== Input records ==
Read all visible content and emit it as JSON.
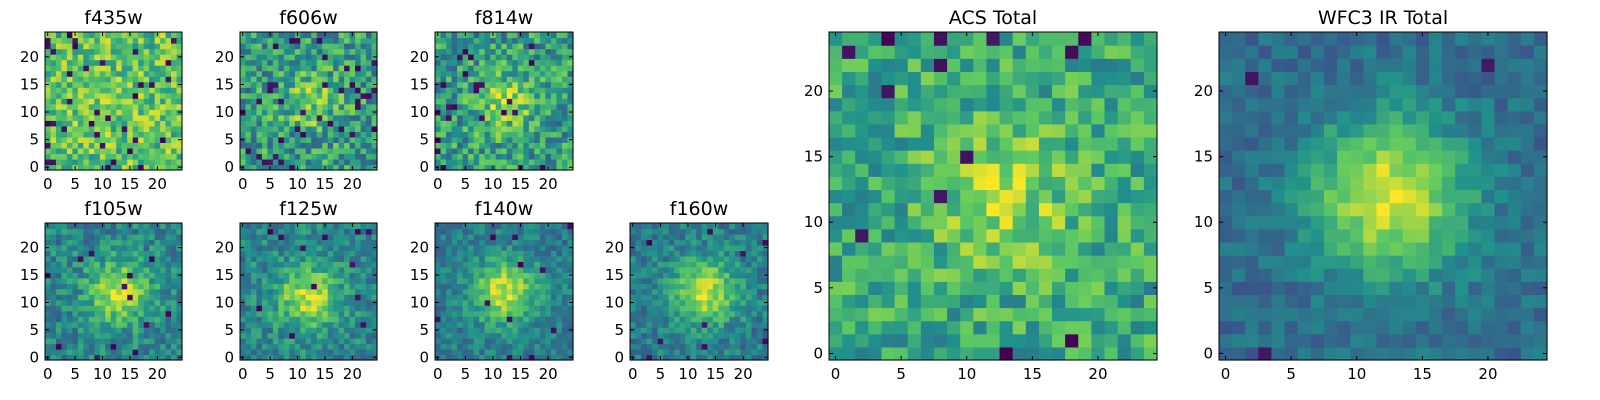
{
  "chart_data": {
    "type": "heatmap",
    "colormap": "viridis",
    "colormap_stops": [
      "#440154",
      "#3b528b",
      "#21918c",
      "#5ec962",
      "#fde725"
    ],
    "grid_size": 25,
    "panels": [
      {
        "id": "f435w",
        "title": "f435w",
        "xticks": [
          "0",
          "5",
          "10",
          "15",
          "20"
        ],
        "yticks": [
          "0",
          "5",
          "10",
          "15",
          "20"
        ],
        "xlim": [
          0,
          24
        ],
        "ylim": [
          0,
          24
        ],
        "blob_center": [
          12,
          12
        ],
        "blob_sigma": 3.5,
        "blob_amplitude": 0.05,
        "background_level": 0.72,
        "noise_level": 0.22,
        "dark_pixel_fraction": 0.05,
        "seed": 11
      },
      {
        "id": "f606w",
        "title": "f606w",
        "xticks": [
          "0",
          "5",
          "10",
          "15",
          "20"
        ],
        "yticks": [
          "0",
          "5",
          "10",
          "15",
          "20"
        ],
        "xlim": [
          0,
          24
        ],
        "ylim": [
          0,
          24
        ],
        "blob_center": [
          12,
          12
        ],
        "blob_sigma": 3.5,
        "blob_amplitude": 0.25,
        "background_level": 0.55,
        "noise_level": 0.25,
        "dark_pixel_fraction": 0.05,
        "seed": 23
      },
      {
        "id": "f814w",
        "title": "f814w",
        "xticks": [
          "0",
          "5",
          "10",
          "15",
          "20"
        ],
        "yticks": [
          "0",
          "5",
          "10",
          "15",
          "20"
        ],
        "xlim": [
          0,
          24
        ],
        "ylim": [
          0,
          24
        ],
        "blob_center": [
          12,
          12
        ],
        "blob_sigma": 3.5,
        "blob_amplitude": 0.3,
        "background_level": 0.55,
        "noise_level": 0.24,
        "dark_pixel_fraction": 0.04,
        "seed": 37
      },
      {
        "id": "f105w",
        "title": "f105w",
        "xticks": [
          "0",
          "5",
          "10",
          "15",
          "20"
        ],
        "yticks": [
          "0",
          "5",
          "10",
          "15",
          "20"
        ],
        "xlim": [
          0,
          24
        ],
        "ylim": [
          0,
          24
        ],
        "blob_center": [
          13,
          12
        ],
        "blob_sigma": 4,
        "blob_amplitude": 0.45,
        "background_level": 0.45,
        "noise_level": 0.16,
        "dark_pixel_fraction": 0.02,
        "seed": 41
      },
      {
        "id": "f125w",
        "title": "f125w",
        "xticks": [
          "0",
          "5",
          "10",
          "15",
          "20"
        ],
        "yticks": [
          "0",
          "5",
          "10",
          "15",
          "20"
        ],
        "xlim": [
          0,
          24
        ],
        "ylim": [
          0,
          24
        ],
        "blob_center": [
          12,
          11
        ],
        "blob_sigma": 4,
        "blob_amplitude": 0.45,
        "background_level": 0.45,
        "noise_level": 0.16,
        "dark_pixel_fraction": 0.02,
        "seed": 53
      },
      {
        "id": "f140w",
        "title": "f140w",
        "xticks": [
          "0",
          "5",
          "10",
          "15",
          "20"
        ],
        "yticks": [
          "0",
          "5",
          "10",
          "15",
          "20"
        ],
        "xlim": [
          0,
          24
        ],
        "ylim": [
          0,
          24
        ],
        "blob_center": [
          12,
          12
        ],
        "blob_sigma": 4,
        "blob_amplitude": 0.5,
        "background_level": 0.42,
        "noise_level": 0.13,
        "dark_pixel_fraction": 0.015,
        "seed": 67
      },
      {
        "id": "f160w",
        "title": "f160w",
        "xticks": [
          "0",
          "5",
          "10",
          "15",
          "20"
        ],
        "yticks": [
          "0",
          "5",
          "10",
          "15",
          "20"
        ],
        "xlim": [
          0,
          24
        ],
        "ylim": [
          0,
          24
        ],
        "blob_center": [
          13,
          12
        ],
        "blob_sigma": 4,
        "blob_amplitude": 0.5,
        "background_level": 0.42,
        "noise_level": 0.14,
        "dark_pixel_fraction": 0.02,
        "seed": 79
      },
      {
        "id": "acs-total",
        "title": "ACS Total",
        "xticks": [
          "0",
          "5",
          "10",
          "15",
          "20"
        ],
        "yticks": [
          "0",
          "5",
          "10",
          "15",
          "20"
        ],
        "xlim": [
          0,
          24
        ],
        "ylim": [
          0,
          24
        ],
        "blob_center": [
          13,
          12
        ],
        "blob_sigma": 4,
        "blob_amplitude": 0.25,
        "background_level": 0.6,
        "noise_level": 0.2,
        "dark_pixel_fraction": 0.03,
        "seed": 97
      },
      {
        "id": "wfc3-ir-total",
        "title": "WFC3 IR Total",
        "xticks": [
          "0",
          "5",
          "10",
          "15",
          "20"
        ],
        "yticks": [
          "0",
          "5",
          "10",
          "15",
          "20"
        ],
        "xlim": [
          0,
          24
        ],
        "ylim": [
          0,
          24
        ],
        "blob_center": [
          12.5,
          12
        ],
        "blob_sigma": 4.2,
        "blob_amplitude": 0.6,
        "background_level": 0.35,
        "noise_level": 0.1,
        "dark_pixel_fraction": 0.015,
        "seed": 103
      }
    ]
  }
}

== Set exercise ==
Tally the lines of the data that hold the string "title". Answer with the number and nothing more.

== Full response ==
9